(Data items)
(begin)

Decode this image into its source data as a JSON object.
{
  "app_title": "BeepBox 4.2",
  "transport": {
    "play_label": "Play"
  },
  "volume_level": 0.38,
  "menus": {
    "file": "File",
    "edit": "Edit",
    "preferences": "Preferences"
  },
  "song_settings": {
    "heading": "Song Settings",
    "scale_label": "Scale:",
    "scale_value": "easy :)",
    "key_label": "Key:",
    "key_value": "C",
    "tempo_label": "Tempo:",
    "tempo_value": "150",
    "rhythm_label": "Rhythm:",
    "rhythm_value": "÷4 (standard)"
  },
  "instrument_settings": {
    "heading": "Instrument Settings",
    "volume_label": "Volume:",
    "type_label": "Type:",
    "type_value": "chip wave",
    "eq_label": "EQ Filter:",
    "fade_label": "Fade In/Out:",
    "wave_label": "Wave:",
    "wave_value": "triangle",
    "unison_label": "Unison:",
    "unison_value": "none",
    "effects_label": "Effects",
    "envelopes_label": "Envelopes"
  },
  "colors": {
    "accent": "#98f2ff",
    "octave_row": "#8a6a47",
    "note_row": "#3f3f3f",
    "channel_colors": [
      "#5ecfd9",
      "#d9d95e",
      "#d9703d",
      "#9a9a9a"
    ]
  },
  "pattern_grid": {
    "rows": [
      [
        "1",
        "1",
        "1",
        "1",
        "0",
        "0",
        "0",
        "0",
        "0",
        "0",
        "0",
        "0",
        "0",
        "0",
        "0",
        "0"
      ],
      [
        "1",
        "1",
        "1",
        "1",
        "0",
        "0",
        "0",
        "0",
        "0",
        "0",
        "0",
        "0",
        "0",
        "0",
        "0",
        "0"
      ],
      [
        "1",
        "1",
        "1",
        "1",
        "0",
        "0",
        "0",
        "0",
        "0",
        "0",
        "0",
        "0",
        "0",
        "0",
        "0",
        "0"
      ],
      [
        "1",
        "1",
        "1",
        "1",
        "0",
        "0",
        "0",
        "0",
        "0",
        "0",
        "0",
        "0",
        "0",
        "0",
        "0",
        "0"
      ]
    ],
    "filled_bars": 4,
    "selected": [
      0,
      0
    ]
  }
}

(end)
(begin)

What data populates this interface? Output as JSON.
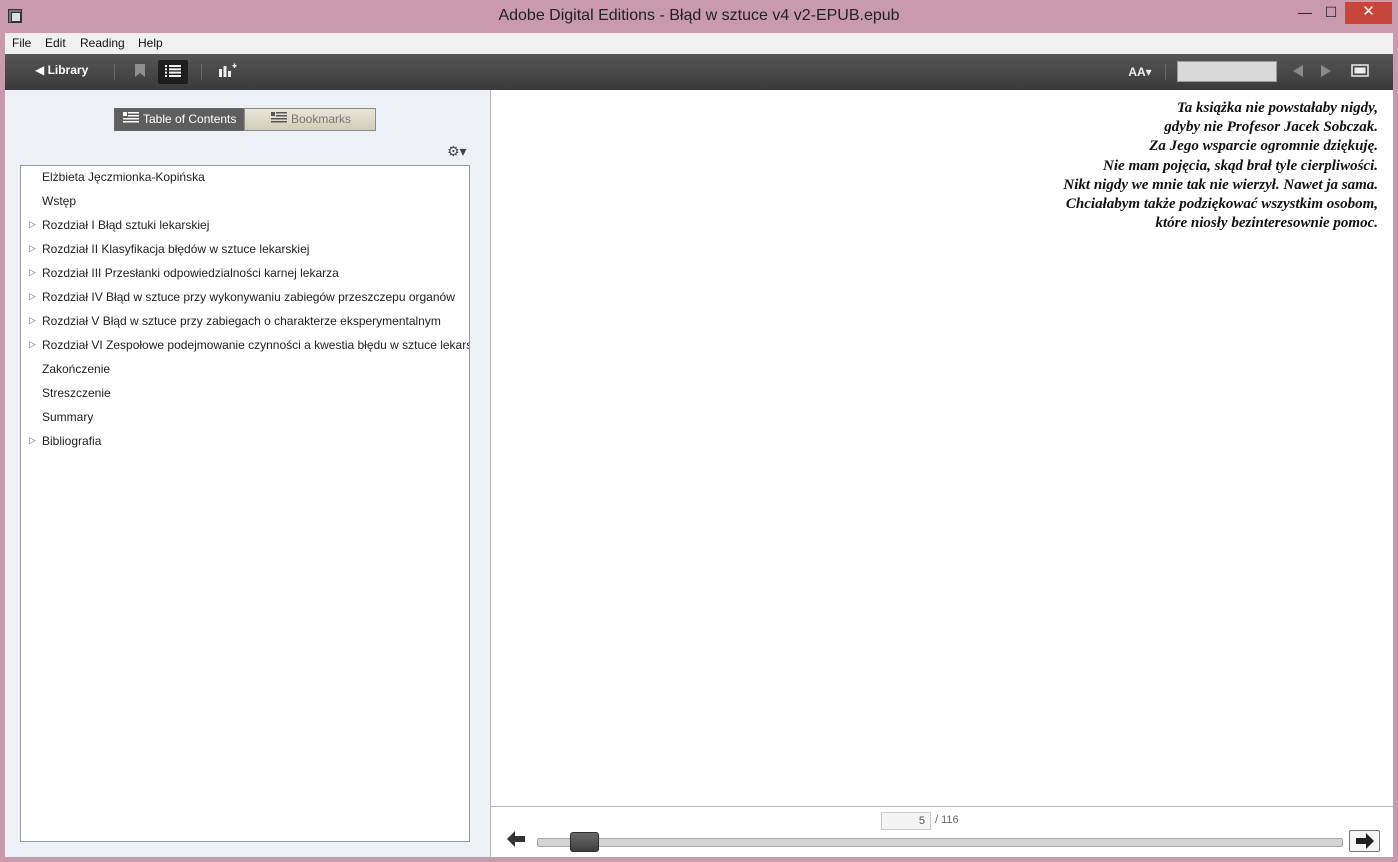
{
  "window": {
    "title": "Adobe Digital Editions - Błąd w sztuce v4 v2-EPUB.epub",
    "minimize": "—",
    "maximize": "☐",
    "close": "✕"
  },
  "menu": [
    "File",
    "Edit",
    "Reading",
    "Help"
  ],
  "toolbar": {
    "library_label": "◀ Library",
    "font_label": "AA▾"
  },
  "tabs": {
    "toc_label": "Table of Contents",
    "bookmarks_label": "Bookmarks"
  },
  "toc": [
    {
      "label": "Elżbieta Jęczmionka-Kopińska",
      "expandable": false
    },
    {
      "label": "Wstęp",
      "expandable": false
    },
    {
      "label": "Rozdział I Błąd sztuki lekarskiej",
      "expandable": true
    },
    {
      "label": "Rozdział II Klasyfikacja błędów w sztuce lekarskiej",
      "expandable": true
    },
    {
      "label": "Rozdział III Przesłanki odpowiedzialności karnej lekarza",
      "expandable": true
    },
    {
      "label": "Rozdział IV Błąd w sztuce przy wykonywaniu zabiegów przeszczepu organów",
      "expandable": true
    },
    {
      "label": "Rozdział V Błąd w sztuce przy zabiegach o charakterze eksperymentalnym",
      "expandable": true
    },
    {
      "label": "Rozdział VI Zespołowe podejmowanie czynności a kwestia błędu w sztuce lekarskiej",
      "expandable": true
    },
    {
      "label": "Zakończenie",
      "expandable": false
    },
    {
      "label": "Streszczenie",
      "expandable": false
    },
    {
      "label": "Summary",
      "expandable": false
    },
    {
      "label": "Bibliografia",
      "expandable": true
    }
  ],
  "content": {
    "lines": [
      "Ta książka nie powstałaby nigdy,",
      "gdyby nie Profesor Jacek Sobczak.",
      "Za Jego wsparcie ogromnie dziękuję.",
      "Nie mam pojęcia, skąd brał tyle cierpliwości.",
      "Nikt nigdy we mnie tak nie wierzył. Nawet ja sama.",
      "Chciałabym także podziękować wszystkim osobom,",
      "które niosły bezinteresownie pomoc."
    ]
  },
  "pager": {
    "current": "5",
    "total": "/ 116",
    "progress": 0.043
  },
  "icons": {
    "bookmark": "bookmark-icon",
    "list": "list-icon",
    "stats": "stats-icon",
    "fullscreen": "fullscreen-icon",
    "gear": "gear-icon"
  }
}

(end)
(begin)

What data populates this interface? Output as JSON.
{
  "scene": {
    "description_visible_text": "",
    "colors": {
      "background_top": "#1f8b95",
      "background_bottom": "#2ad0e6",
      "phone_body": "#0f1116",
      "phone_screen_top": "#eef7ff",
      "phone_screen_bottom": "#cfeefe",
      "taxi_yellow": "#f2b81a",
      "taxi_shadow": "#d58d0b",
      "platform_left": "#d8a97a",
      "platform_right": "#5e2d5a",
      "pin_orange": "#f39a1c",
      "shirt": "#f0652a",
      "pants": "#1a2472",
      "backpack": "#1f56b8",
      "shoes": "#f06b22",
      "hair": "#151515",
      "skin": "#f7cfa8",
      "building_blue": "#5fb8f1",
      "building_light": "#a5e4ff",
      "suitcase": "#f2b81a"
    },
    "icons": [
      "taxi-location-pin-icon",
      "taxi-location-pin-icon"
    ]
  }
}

(end)

◆ Task ◆
From the material above, copy each line that includes the word "heading".

◆ Solution to this problem ◆
    "heading": "Song Settings",
    "heading": "Instrument Settings",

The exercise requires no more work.